Task directions:
The records below must be written out exactly, with every picture left behind.

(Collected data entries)
—————
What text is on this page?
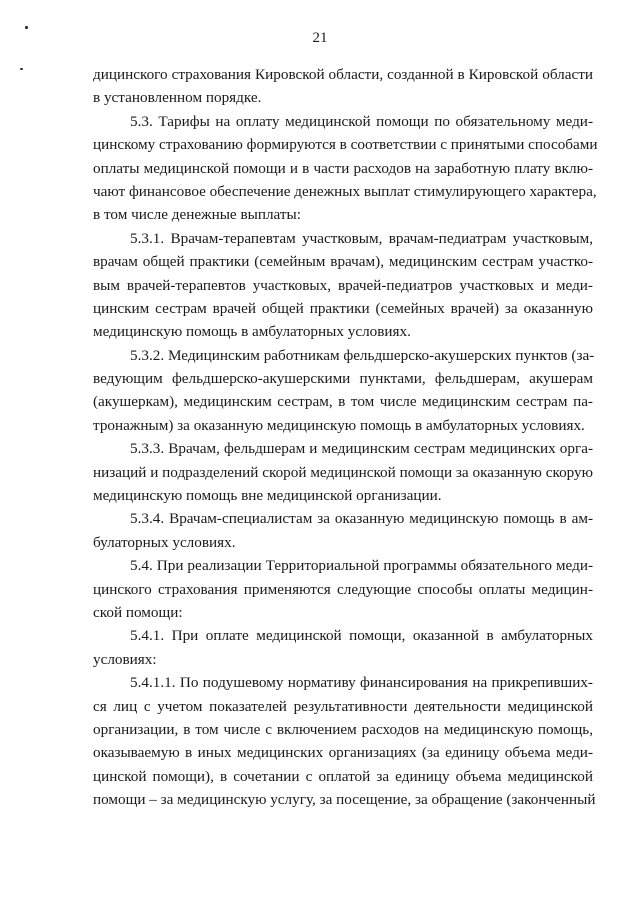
21
дицинского страхования Кировской области, созданной в Кировской области
в установленном порядке.
5.3. Тарифы на оплату медицинской помощи по обязательному меди-
цинскому страхованию формируются в соответствии с принятыми способами
оплаты медицинской помощи и в части расходов на заработную плату вклю-
чают финансовое обеспечение денежных выплат стимулирующего характера,
в том числе денежные выплаты:
5.3.1. Врачам-терапевтам участковым, врачам-педиатрам участковым,
врачам общей практики (семейным врачам), медицинским сестрам участко-
вым врачей-терапевтов участковых, врачей-педиатров участковых и меди-
цинским сестрам врачей общей практики (семейных врачей) за оказанную
медицинскую помощь в амбулаторных условиях.
5.3.2. Медицинским работникам фельдшерско-акушерских пунктов (за-
ведующим фельдшерско-акушерскими пунктами, фельдшерам, акушерам
(акушеркам), медицинским сестрам, в том числе медицинским сестрам па-
тронажным) за оказанную медицинскую помощь в амбулаторных условиях.
5.3.3. Врачам, фельдшерам и медицинским сестрам медицинских орга-
низаций и подразделений скорой медицинской помощи за оказанную скорую
медицинскую помощь вне медицинской организации.
5.3.4. Врачам-специалистам за оказанную медицинскую помощь в ам-
булаторных условиях.
5.4. При реализации Территориальной программы обязательного меди-
цинского страхования применяются следующие способы оплаты медицин-
ской помощи:
5.4.1. При оплате медицинской помощи, оказанной в амбулаторных
условиях:
5.4.1.1. По подушевому нормативу финансирования на прикрепивших-
ся лиц с учетом показателей результативности деятельности медицинской
организации, в том числе с включением расходов на медицинскую помощь,
оказываемую в иных медицинских организациях (за единицу объема меди-
цинской помощи), в сочетании с оплатой за единицу объема медицинской
помощи – за медицинскую услугу, за посещение, за обращение (законченный
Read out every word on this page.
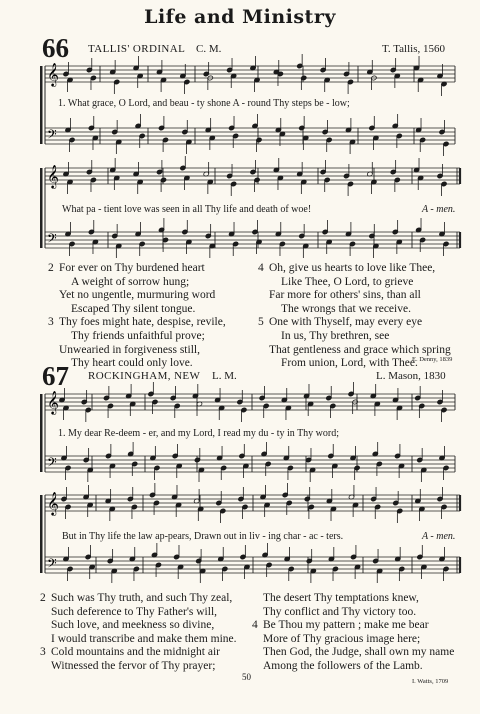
Life and Ministry
66 TALLIS' ORDINAL C. M.	T. Tallis, 1560
𝄞
𝄢
𝄞
𝄢
𝄞
𝄢
𝄞
𝄢
1. What grace, O Lord, and beau - ty shone A - round Thy steps be - low;
What pa - tient love was seen in all Thy life and death of woe!	A - men.
2 For ever on Thy burdened heart
A weight of sorrow hung;
Yet no ungentle, murmuring word
Escaped Thy silent tongue.
3 Thy foes might hate, despise, revile,
Thy friends unfaithful prove;
Unwearied in forgiveness still,
Thy heart could only love.
4 Oh, give us hearts to love like Thee,
Like Thee, O Lord, to grieve
Far more for others' sins, than all
The wrongs that we receive.
5 One with Thyself, may every eye
In us, Thy brethren, see
That gentleness and grace which spring
From union, Lord, with Thee.
E. Denny, 1839
67 ROCKINGHAM, NEW L. M.	L. Mason, 1830
1. My dear Re-deem - er, and my Lord, I read my du - ty in Thy word;
But in Thy life the law ap-pears, Drawn out in liv - ing char - ac - ters.	A - men.
2 Such was Thy truth, and such Thy zeal,
Such deference to Thy Father's will,
Such love, and meekness so divine,
I would transcribe and make them mine.
3 Cold mountains and the midnight air
Witnessed the fervor of Thy prayer;
The desert Thy temptations knew,
Thy conflict and Thy victory too.
4 Be Thou my pattern ; make me bear
More of Thy gracious image here;
Then God, the Judge, shall own my name
Among the followers of the Lamb.
I. Watts, 1709
50
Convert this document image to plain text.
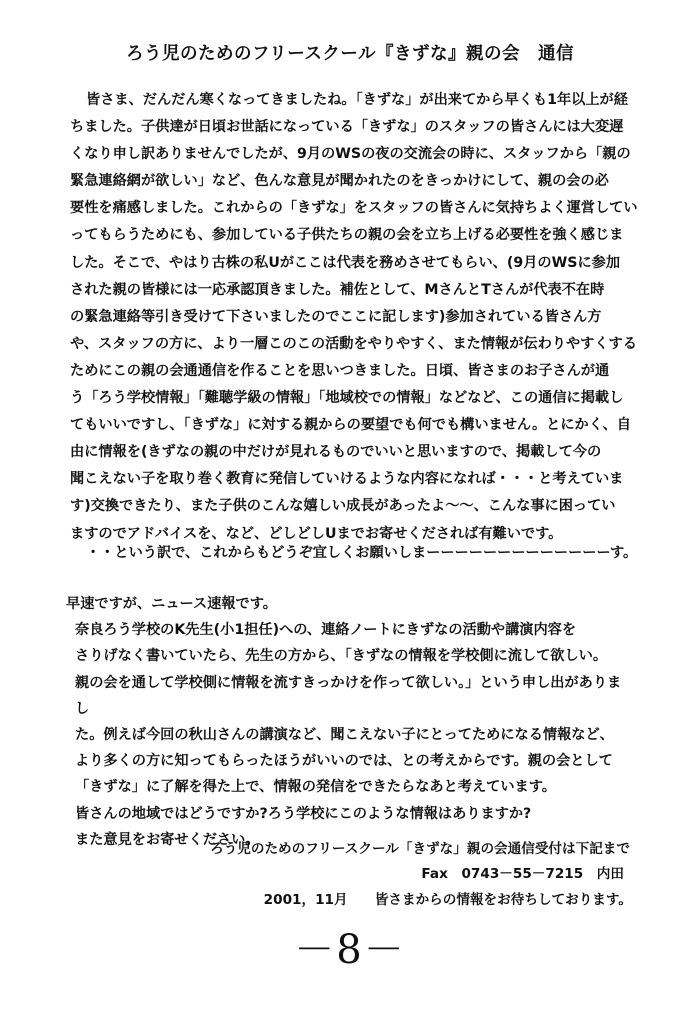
ろう児のためのフリースクール『きずな』親の会　通信
皆さま、だんだん寒くなってきましたね。「きずな」が出来てから早くも1年以上が経
ちました。子供達が日頃お世話になっている「きずな」のスタッフの皆さんには大変遅
くなり申し訳ありませんでしたが、9月のWSの夜の交流会の時に、スタッフから「親の
緊急連絡網が欲しい」など、色んな意見が聞かれたのをきっかけにして、親の会の必
要性を痛感しました。これからの「きずな」をスタッフの皆さんに気持ちよく運営してい
ってもらうためにも、参加している子供たちの親の会を立ち上げる必要性を強く感じま
した。そこで、やはり古株の私Uがここは代表を務めさせてもらい、(9月のWSに参加
された親の皆様には一応承認頂きました。補佐として、MさんとTさんが代表不在時
の緊急連絡等引き受けて下さいましたのでここに記します)参加されている皆さん方
や、スタッフの方に、より一層このこの活動をやりやすく、また情報が伝わりやすくする
ためにこの親の会通通信を作ることを思いつきました。日頃、皆さまのお子さんが通
う「ろう学校情報」「難聴学級の情報」「地域校での情報」などなど、この通信に掲載し
てもいいですし、「きずな」に対する親からの要望でも何でも構いません。とにかく、自
由に情報を(きずなの親の中だけが見れるものでいいと思いますので、掲載して今の
聞こえない子を取り巻く教育に発信していけるような内容になれば・・・と考えていま
す)交換できたり、また子供のこんな嬉しい成長があったよ～～、こんな事に困ってい
ますのでアドバイスを、など、どしどしUまでお寄せくだされば有難いです。
・・という訳で、これからもどうぞ宜しくお願いしまーーーーーーーーーーーーーす。
早速ですが、ニュース速報です。
奈良ろう学校のK先生(小1担任)への、連絡ノートにきずなの活動や講演内容を
さりげなく書いていたら、先生の方から、「きずなの情報を学校側に流して欲しい。
親の会を通して学校側に情報を流すきっかけを作って欲しい。」という申し出がありま
し
た。例えば今回の秋山さんの講演など、聞こえない子にとってためになる情報など、
より多くの方に知ってもらったほうがいいのでは、との考えからです。親の会として
「きずな」に了解を得た上で、情報の発信をできたらなあと考えています。
皆さんの地域ではどうですか?ろう学校にこのような情報はありますか?
また意見をお寄せください。
ろう児のためのフリースクール「きずな」親の会通信受付は下記まで
Fax　0743－55－7215　内田
2001，11月　　皆さまからの情報をお待ちしております。
－8－
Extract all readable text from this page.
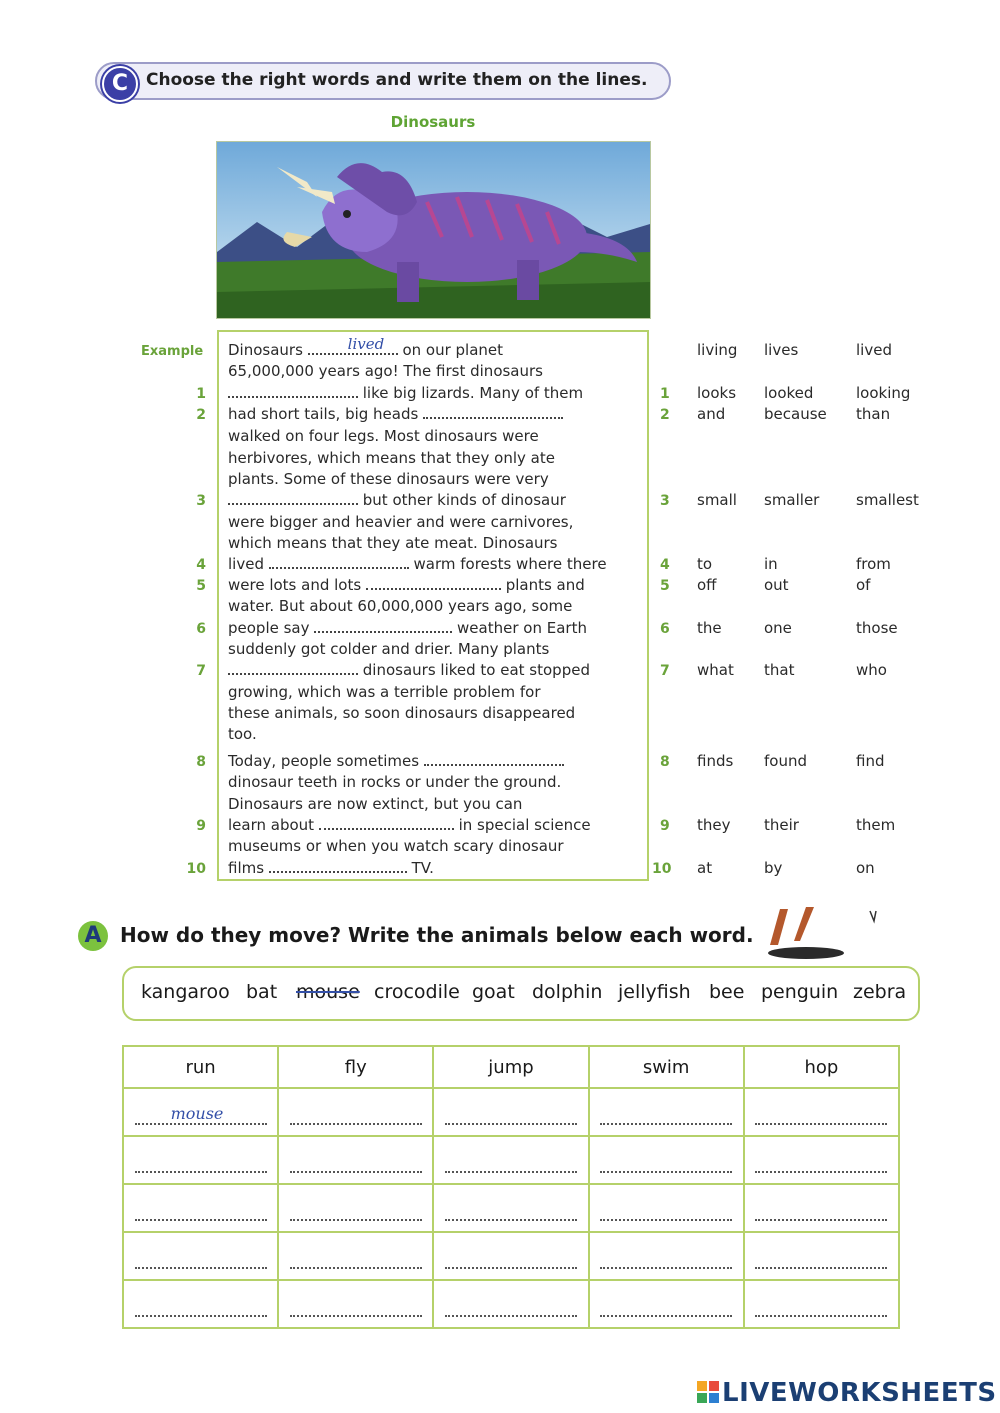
C	Choose the right words and write them on the lines.
Dinosaurs
Example Dinosaurs	lived on our planet
65,000,000 years ago! The first dinosaurs
1	like big lizards. Many of them
2 had short tails, big heads
walked on four legs. Most dinosaurs were
herbivores, which means that they only ate
plants. Some of these dinosaurs were very
3	but other kinds of dinosaur
were bigger and heavier and were carnivores,
which means that they ate meat. Dinosaurs
4 lived	warm forests where there
5 were lots and lots	plants and
water. But about 60,000,000 years ago, some
6 people say	weather on Earth
suddenly got colder and drier. Many plants
7	dinosaurs liked to eat stopped
growing, which was a terrible problem for
these animals, so soon dinosaurs disappeared
too.
8 Today, people sometimes
dinosaur teeth in rocks or under the ground.
Dinosaurs are now extinct, but you can
9 learn about	in special science
museums or when you watch scary dinosaur
10 films	TV.
living lives	lived
1 looks looked	looking
2 and	because than
3 small smaller smallest
4 to	in	from
5 off	out	of
6 the	one	those
7 what that	who
8 finds found	find
9 they their	them
10 at	by	on
A How do they move? Write the animals below each word.
kangaroo bat mouse crocodile goat dolphin jellyfish bee penguin zebra
run	fly	jump	swim	hop

mouse				

LIVEWORKSHEETS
—————
Finished answer:
What text is on this page?
21
дицинского страхования Кировской области, созданной в Кировской области
в установленном порядке.
5.3. Тарифы на оплату медицинской помощи по обязательному меди-
цинскому страхованию формируются в соответствии с принятыми способами
оплаты медицинской помощи и в части расходов на заработную плату вклю-
чают финансовое обеспечение денежных выплат стимулирующего характера,
в том числе денежные выплаты:
5.3.1. Врачам-терапевтам участковым, врачам-педиатрам участковым,
врачам общей практики (семейным врачам), медицинским сестрам участко-
вым врачей-терапевтов участковых, врачей-педиатров участковых и меди-
цинским сестрам врачей общей практики (семейных врачей) за оказанную
медицинскую помощь в амбулаторных условиях.
5.3.2. Медицинским работникам фельдшерско-акушерских пунктов (за-
ведующим фельдшерско-акушерскими пунктами, фельдшерам, акушерам
(акушеркам), медицинским сестрам, в том числе медицинским сестрам па-
тронажным) за оказанную медицинскую помощь в амбулаторных условиях.
5.3.3. Врачам, фельдшерам и медицинским сестрам медицинских орга-
низаций и подразделений скорой медицинской помощи за оказанную скорую
медицинскую помощь вне медицинской организации.
5.3.4. Врачам-специалистам за оказанную медицинскую помощь в ам-
булаторных условиях.
5.4. При реализации Территориальной программы обязательного меди-
цинского страхования применяются следующие способы оплаты медицин-
ской помощи:
5.4.1. При оплате медицинской помощи, оказанной в амбулаторных
условиях:
5.4.1.1. По подушевому нормативу финансирования на прикрепивших-
ся лиц с учетом показателей результативности деятельности медицинской
организации, в том числе с включением расходов на медицинскую помощь,
оказываемую в иных медицинских организациях (за единицу объема меди-
цинской помощи), в сочетании с оплатой за единицу объема медицинской
помощи – за медицинскую услугу, за посещение, за обращение (законченный
Read out every word on this page.
Life and Ministry
66 TALLIS' ORDINAL C. M.	T. Tallis, 1560
𝄞
𝄢
𝄞
𝄢
𝄞
𝄢
𝄞
𝄢
1. What grace, O Lord, and beau - ty shone A - round Thy steps be - low;
What pa - tient love was seen in all Thy life and death of woe!	A - men.
2 For ever on Thy burdened heart
A weight of sorrow hung;
Yet no ungentle, murmuring word
Escaped Thy silent tongue.
3 Thy foes might hate, despise, revile,
Thy friends unfaithful prove;
Unwearied in forgiveness still,
Thy heart could only love.
4 Oh, give us hearts to love like Thee,
Like Thee, O Lord, to grieve
Far more for others' sins, than all
The wrongs that we receive.
5 One with Thyself, may every eye
In us, Thy brethren, see
That gentleness and grace which spring
From union, Lord, with Thee.
E. Denny, 1839
67 ROCKINGHAM, NEW L. M.	L. Mason, 1830
1. My dear Re-deem - er, and my Lord, I read my du - ty in Thy word;
But in Thy life the law ap-pears, Drawn out in liv - ing char - ac - ters.	A - men.
2 Such was Thy truth, and such Thy zeal,
Such deference to Thy Father's will,
Such love, and meekness so divine,
I would transcribe and make them mine.
3 Cold mountains and the midnight air
Witnessed the fervor of Thy prayer;
The desert Thy temptations knew,
Thy conflict and Thy victory too.
4 Be Thou my pattern ; make me bear
More of Thy gracious image here;
Then God, the Judge, shall own my name
Among the followers of the Lamb.
I. Watts, 1709
50
Convert this document image to plain text.
ろう児のためのフリースクール『きずな』親の会　通信
皆さま、だんだん寒くなってきましたね。「きずな」が出来てから早くも1年以上が経
ちました。子供達が日頃お世話になっている「きずな」のスタッフの皆さんには大変遅
くなり申し訳ありませんでしたが、9月のWSの夜の交流会の時に、スタッフから「親の
緊急連絡網が欲しい」など、色んな意見が聞かれたのをきっかけにして、親の会の必
要性を痛感しました。これからの「きずな」をスタッフの皆さんに気持ちよく運営してい
ってもらうためにも、参加している子供たちの親の会を立ち上げる必要性を強く感じま
した。そこで、やはり古株の私Uがここは代表を務めさせてもらい、(9月のWSに参加
された親の皆様には一応承認頂きました。補佐として、MさんとTさんが代表不在時
の緊急連絡等引き受けて下さいましたのでここに記します)参加されている皆さん方
や、スタッフの方に、より一層このこの活動をやりやすく、また情報が伝わりやすくする
ためにこの親の会通通信を作ることを思いつきました。日頃、皆さまのお子さんが通
う「ろう学校情報」「難聴学級の情報」「地域校での情報」などなど、この通信に掲載し
てもいいですし、「きずな」に対する親からの要望でも何でも構いません。とにかく、自
由に情報を(きずなの親の中だけが見れるものでいいと思いますので、掲載して今の
聞こえない子を取り巻く教育に発信していけるような内容になれば・・・と考えていま
す)交換できたり、また子供のこんな嬉しい成長があったよ～～、こんな事に困ってい
ますのでアドバイスを、など、どしどしUまでお寄せくだされば有難いです。
・・という訳で、これからもどうぞ宜しくお願いしまーーーーーーーーーーーーーす。
早速ですが、ニュース速報です。
奈良ろう学校のK先生(小1担任)への、連絡ノートにきずなの活動や講演内容を
さりげなく書いていたら、先生の方から、「きずなの情報を学校側に流して欲しい。
親の会を通して学校側に情報を流すきっかけを作って欲しい。」という申し出がありま
し
た。例えば今回の秋山さんの講演など、聞こえない子にとってためになる情報など、
より多くの方に知ってもらったほうがいいのでは、との考えからです。親の会として
「きずな」に了解を得た上で、情報の発信をできたらなあと考えています。
皆さんの地域ではどうですか?ろう学校にこのような情報はありますか?
また意見をお寄せください。
ろう児のためのフリースクール「きずな」親の会通信受付は下記まで
Fax　0743－55－7215　内田
2001，11月　　皆さまからの情報をお待ちしております。
－8－
Extract all readable text from this page.
C	Choose the right words and write them on the lines.
Dinosaurs
Example Dinosaurs	lived on our planet
65,000,000 years ago! The first dinosaurs
1	like big lizards. Many of them
2 had short tails, big heads
walked on four legs. Most dinosaurs were
herbivores, which means that they only ate
plants. Some of these dinosaurs were very
3	but other kinds of dinosaur
were bigger and heavier and were carnivores,
which means that they ate meat. Dinosaurs
4 lived	warm forests where there
5 were lots and lots	plants and
water. But about 60,000,000 years ago, some
6 people say	weather on Earth
suddenly got colder and drier. Many plants
7	dinosaurs liked to eat stopped
growing, which was a terrible problem for
these animals, so soon dinosaurs disappeared
too.
8 Today, people sometimes
dinosaur teeth in rocks or under the ground.
Dinosaurs are now extinct, but you can
9 learn about	in special science
museums or when you watch scary dinosaur
10 films	TV.
living lives	lived
1 looks looked	looking
2 and	because than
3 small smaller smallest
4 to	in	from
5 off	out	of
6 the	one	those
7 what that	who
8 finds found	find
9 they their	them
10 at	by	on
A How do they move? Write the animals below each word.
kangaroo bat mouse crocodile goat dolphin jellyfish bee penguin zebra
run	fly	jump	swim	hop

mouse				

LIVEWORKSHEETS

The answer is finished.